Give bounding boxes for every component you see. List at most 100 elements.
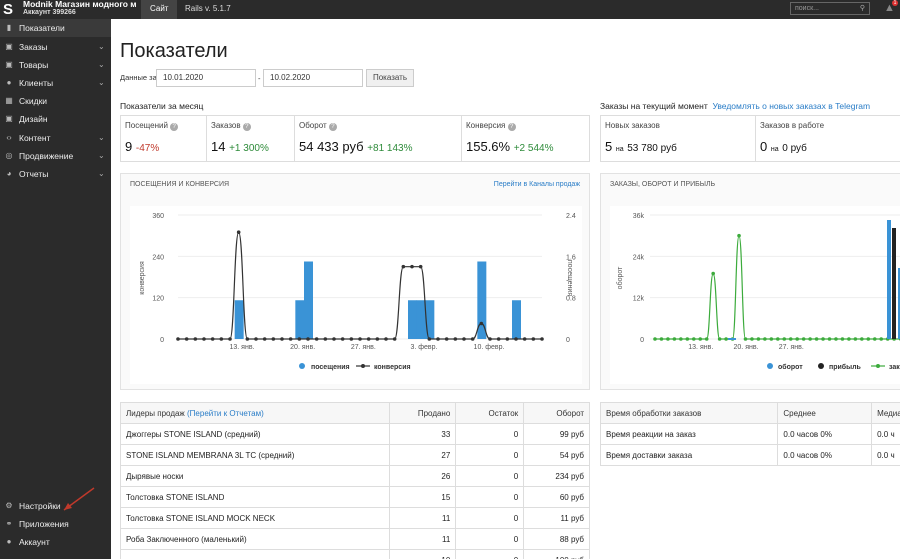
sidebar-item-content[interactable]: ‹› Контент ⌄ [0, 129, 111, 147]
sidebar-item-design[interactable]: ▣ Дизайн [0, 110, 111, 128]
orders-point [679, 337, 683, 341]
kpi-number: 9 [125, 139, 133, 154]
table-row: Время доставки заказа 0.0 часов 0% 0.0 ч [599, 444, 900, 466]
kpi-value: 14 +1 300% [211, 139, 269, 154]
orders-point [717, 337, 722, 341]
sidebar-item-account[interactable]: ● Аккаунт [0, 533, 111, 551]
table-row[interactable]: STONE ISLAND MEMBRANA 3L TC (средний) 27 0… [119, 444, 590, 466]
visits-bar [425, 300, 435, 339]
col-leaders-label: Лидеры продаж [126, 408, 185, 418]
show-button[interactable]: Показать [366, 69, 414, 87]
conversion-line [178, 231, 542, 340]
product-name-cell: Толстовка STONE ISLAND MOCK NECK [119, 507, 391, 529]
orders-point [879, 337, 884, 341]
sales-channels-link[interactable]: Перейти в Каналы продаж [493, 181, 580, 188]
kpi-on: на [770, 146, 779, 153]
kpi-value: 5 на 53 780 руб [605, 139, 677, 154]
conversion-point [358, 337, 362, 341]
gear-icon: ⚙ [5, 501, 13, 510]
reports-link[interactable]: (Перейти к Отчетам) [187, 408, 264, 418]
tab-site[interactable]: Сайт [141, 0, 178, 19]
sidebar-item-label: Клиенты [19, 78, 54, 88]
orders-point [659, 337, 664, 341]
orders-point [808, 337, 812, 341]
conversion-point [193, 337, 198, 341]
table-row[interactable]: Джоггеры STONE ISLAND (средний) 33 0 99 руб [119, 423, 590, 445]
table-row[interactable]: 100100 руб [119, 549, 590, 559]
chevron-down-icon: ⌄ [98, 78, 105, 87]
sidebar-item-settings[interactable]: ⚙ Настройки [0, 497, 111, 515]
shop-name[interactable]: Modnik Магазин модного м [23, 0, 137, 9]
kpi-amount: 53 780 руб [627, 143, 677, 154]
conversion-point [219, 337, 224, 341]
orders-line [655, 235, 900, 340]
notification-count: 1 [892, 0, 898, 6]
panel-title: ЗАКАЗЫ, ОБОРОТ И ПРИБЫЛЬ [610, 181, 716, 188]
y2-tick-label: 0 [566, 337, 570, 344]
notification-bell-icon[interactable]: ▲ 1 [884, 0, 898, 14]
visits-bar [408, 300, 417, 339]
sidebar-item-apps[interactable]: ⚭ Приложения [0, 515, 111, 533]
date-to-input[interactable]: 10.02.2020 [263, 69, 363, 87]
help-icon[interactable]: ? [170, 123, 179, 131]
kpi-delta: +2 544% [513, 143, 554, 154]
stock-cell: 0 [455, 486, 525, 508]
col-stock[interactable]: Остаток [455, 402, 525, 424]
legend-revenue-marker [767, 363, 773, 369]
conversion-point [245, 337, 250, 341]
table-row[interactable]: Роба Заключенного (маленький) 11 0 88 руб [119, 528, 590, 550]
sidebar-item-discounts[interactable]: ▦ Скидки [0, 92, 111, 110]
table-row[interactable]: Дырявые носки 26 0 234 руб [119, 465, 590, 487]
conversion-point [297, 337, 302, 341]
sold-cell: 10 [389, 549, 457, 559]
conversion-point [254, 337, 258, 341]
search-input[interactable]: поиск... ⚲ [790, 2, 870, 15]
help-icon[interactable]: ? [507, 123, 516, 131]
col-turnover[interactable]: Оборот [523, 402, 590, 424]
orders-point [672, 337, 677, 341]
telegram-link[interactable]: Уведомлять о новых заказах в Telegram [712, 101, 871, 111]
turnover-cell: 54 руб [523, 444, 590, 466]
tab-rails-version[interactable]: Rails v. 5.1.7 [185, 4, 231, 13]
x-tick-label: 13. янв. [688, 344, 713, 351]
account-number: Аккаунт 399266 [23, 9, 76, 16]
page-title: Показатели [120, 40, 228, 62]
sidebar-item-label: Товары [19, 60, 49, 70]
table-row[interactable]: Толстовка STONE ISLAND MOCK NECK 11 0 11 ру… [119, 507, 590, 529]
x-tick-label: 20. янв. [290, 344, 315, 351]
conversion-point [470, 337, 475, 341]
sidebar-item-label: Контент [19, 133, 51, 143]
product-name-cell: Роба Заключенного (маленький) [119, 528, 391, 550]
x-tick-label: 20. янв. [734, 344, 759, 351]
chevron-down-icon: ⌄ [98, 133, 105, 142]
sidebar-item-products[interactable]: ▣ Товары ⌄ [0, 56, 111, 74]
help-icon[interactable]: ? [328, 123, 337, 131]
logo[interactable]: S [0, 0, 16, 19]
table-row[interactable]: Толстовка STONE ISLAND 15 0 60 руб [119, 486, 590, 508]
conversion-point [436, 337, 440, 341]
kpi-label: Заказов ? [211, 121, 251, 131]
sidebar-item-clients[interactable]: ● Клиенты ⌄ [0, 74, 111, 92]
orders-point [860, 337, 864, 341]
sidebar-item-promotion[interactable]: ◎ Продвижение ⌄ [0, 147, 111, 165]
turnover-cell: 88 руб [523, 528, 590, 550]
orders-point [698, 337, 703, 341]
kpi-conversion: Конверсия ? 155.6% +2 544% [462, 116, 590, 161]
visits-bar [512, 300, 521, 339]
search-icon[interactable]: ⚲ [859, 5, 865, 12]
kpi-delta: +1 300% [229, 143, 269, 154]
date-range-label: Данные за [120, 73, 157, 82]
y-axis-label: конверсия [139, 261, 146, 295]
sidebar-item-dashboard[interactable]: ▮ Показатели [0, 19, 111, 37]
y-tick-label: 0 [640, 337, 644, 344]
orders-point [737, 233, 741, 238]
date-from-input[interactable]: 10.01.2020 [156, 69, 256, 87]
kpi-label-text: Посещений [125, 121, 168, 130]
orders-point [834, 337, 838, 341]
help-icon[interactable]: ? [242, 123, 251, 131]
sidebar-item-reports[interactable]: ◕ Отчеты ⌄ [0, 165, 111, 183]
col-sold[interactable]: Продано [389, 402, 457, 424]
sidebar-item-orders[interactable]: ▣ Заказы ⌄ [0, 38, 111, 56]
conversion-point [531, 337, 536, 341]
sidebar-item-label: Настройки [19, 501, 61, 511]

- - - -

## Directive:
Reproduce all of the data above word for word, leaving out the picture.

## Solution to this exercise:
Give bounding boxes for every component you see. List at most 100 elements.
sidebar-item-content[interactable]: ‹› Контент ⌄ [0, 129, 111, 147]
sidebar-item-design[interactable]: ▣ Дизайн [0, 110, 111, 128]
orders-point [679, 337, 683, 341]
kpi-number: 9 [125, 139, 133, 154]
table-row: Время доставки заказа 0.0 часов 0% 0.0 ч [599, 444, 900, 466]
kpi-value: 14 +1 300% [211, 139, 269, 154]
orders-point [717, 337, 722, 341]
sidebar-item-account[interactable]: ● Аккаунт [0, 533, 111, 551]
table-row[interactable]: STONE ISLAND MEMBRANA 3L TC (средний) 27 0… [119, 444, 590, 466]
visits-bar [425, 300, 435, 339]
col-leaders-label: Лидеры продаж [126, 408, 185, 418]
show-button[interactable]: Показать [366, 69, 414, 87]
conversion-line [178, 231, 542, 340]
product-name-cell: Толстовка STONE ISLAND MOCK NECK [119, 507, 391, 529]
orders-point [879, 337, 884, 341]
sales-channels-link[interactable]: Перейти в Каналы продаж [493, 181, 580, 188]
kpi-on: на [770, 146, 779, 153]
kpi-value: 5 на 53 780 руб [605, 139, 677, 154]
conversion-point [358, 337, 362, 341]
gear-icon: ⚙ [5, 501, 13, 510]
reports-link[interactable]: (Перейти к Отчетам) [187, 408, 264, 418]
tab-site[interactable]: Сайт [141, 0, 178, 19]
sidebar-item-label: Клиенты [19, 78, 54, 88]
orders-point [659, 337, 664, 341]
orders-point [808, 337, 812, 341]
conversion-point [193, 337, 198, 341]
table-row[interactable]: Джоггеры STONE ISLAND (средний) 33 0 99 руб [119, 423, 590, 445]
table-row[interactable]: 100100 руб [119, 549, 590, 559]
chevron-down-icon: ⌄ [98, 78, 105, 87]
sidebar-item-settings[interactable]: ⚙ Настройки [0, 497, 111, 515]
shop-name[interactable]: Modnik Магазин модного м [23, 0, 137, 9]
kpi-amount: 53 780 руб [627, 143, 677, 154]
conversion-point [219, 337, 224, 341]
orders-line [655, 235, 900, 340]
notification-count: 1 [892, 0, 898, 6]
panel-title: ЗАКАЗЫ, ОБОРОТ И ПРИБЫЛЬ [610, 181, 716, 188]
y2-tick-label: 0 [566, 337, 570, 344]
notification-bell-icon[interactable]: ▲ 1 [884, 0, 898, 14]
visits-bar [408, 300, 417, 339]
sidebar-item-apps[interactable]: ⚭ Приложения [0, 515, 111, 533]
date-to-input[interactable]: 10.02.2020 [263, 69, 363, 87]
help-icon[interactable]: ? [170, 123, 179, 131]
kpi-delta: +2 544% [513, 143, 554, 154]
stock-cell: 0 [455, 486, 525, 508]
col-stock[interactable]: Остаток [455, 402, 525, 424]
legend-revenue-marker [767, 363, 773, 369]
conversion-point [245, 337, 250, 341]
table-row[interactable]: Роба Заключенного (маленький) 11 0 88 руб [119, 528, 590, 550]
sidebar-item-discounts[interactable]: ▦ Скидки [0, 92, 111, 110]
table-row[interactable]: Дырявые носки 26 0 234 руб [119, 465, 590, 487]
conversion-point [297, 337, 302, 341]
sold-cell: 10 [389, 549, 457, 559]
conversion-point [254, 337, 258, 341]
search-input[interactable]: поиск... ⚲ [790, 2, 870, 15]
help-icon[interactable]: ? [507, 123, 516, 131]
col-turnover[interactable]: Оборот [523, 402, 590, 424]
orders-point [672, 337, 677, 341]
telegram-link[interactable]: Уведомлять о новых заказах в Telegram [712, 101, 871, 111]
turnover-cell: 54 руб [523, 444, 590, 466]
tab-rails-version[interactable]: Rails v. 5.1.7 [185, 4, 231, 13]
x-tick-label: 13. янв. [688, 344, 713, 351]
account-number: Аккаунт 399266 [23, 9, 76, 16]
page-title: Показатели [120, 40, 228, 62]
sidebar-item-label: Товары [19, 60, 49, 70]
table-row[interactable]: Толстовка STONE ISLAND MOCK NECK 11 0 11 ру… [119, 507, 590, 529]
x-tick-label: 20. янв. [290, 344, 315, 351]
conversion-point [470, 337, 475, 341]
sidebar-item-label: Контент [19, 133, 51, 143]
product-name-cell: Роба Заключенного (маленький) [119, 528, 391, 550]
x-tick-label: 20. янв. [734, 344, 759, 351]
chevron-down-icon: ⌄ [98, 133, 105, 142]
sidebar-item-products[interactable]: ▣ Товары ⌄ [0, 56, 111, 74]
help-icon[interactable]: ? [328, 123, 337, 131]
logo[interactable]: S [0, 0, 16, 19]
table-row[interactable]: Толстовка STONE ISLAND 15 0 60 руб [119, 486, 590, 508]
conversion-point [436, 337, 440, 341]
kpi-label: Заказов ? [211, 121, 251, 131]
sidebar-item-clients[interactable]: ● Клиенты ⌄ [0, 74, 111, 92]
orders-point [860, 337, 864, 341]
sidebar-item-promotion[interactable]: ◎ Продвижение ⌄ [0, 147, 111, 165]
turnover-cell: 88 руб [523, 528, 590, 550]
orders-point [698, 337, 703, 341]
kpi-conversion: Конверсия ? 155.6% +2 544% [462, 116, 590, 161]
visits-bar [512, 300, 521, 339]
search-icon[interactable]: ⚲ [859, 5, 865, 12]
kpi-delta: +1 300% [229, 143, 269, 154]
date-range-label: Данные за [120, 73, 157, 82]
y-axis-label: конверсия [139, 261, 146, 295]
sidebar-item-dashboard[interactable]: ▮ Показатели [0, 19, 111, 37]
y-tick-label: 0 [640, 337, 644, 344]
orders-point [737, 233, 741, 238]
date-from-input[interactable]: 10.01.2020 [156, 69, 256, 87]
kpi-label-text: Посещений [125, 121, 168, 130]
orders-point [834, 337, 838, 341]
help-icon[interactable]: ? [242, 123, 251, 131]
sidebar-item-reports[interactable]: ◕ Отчеты ⌄ [0, 165, 111, 183]
col-sold[interactable]: Продано [389, 402, 457, 424]
sidebar-item-orders[interactable]: ▣ Заказы ⌄ [0, 38, 111, 56]
conversion-point [531, 337, 536, 341]
sidebar-item-label: Настройки [19, 501, 61, 511]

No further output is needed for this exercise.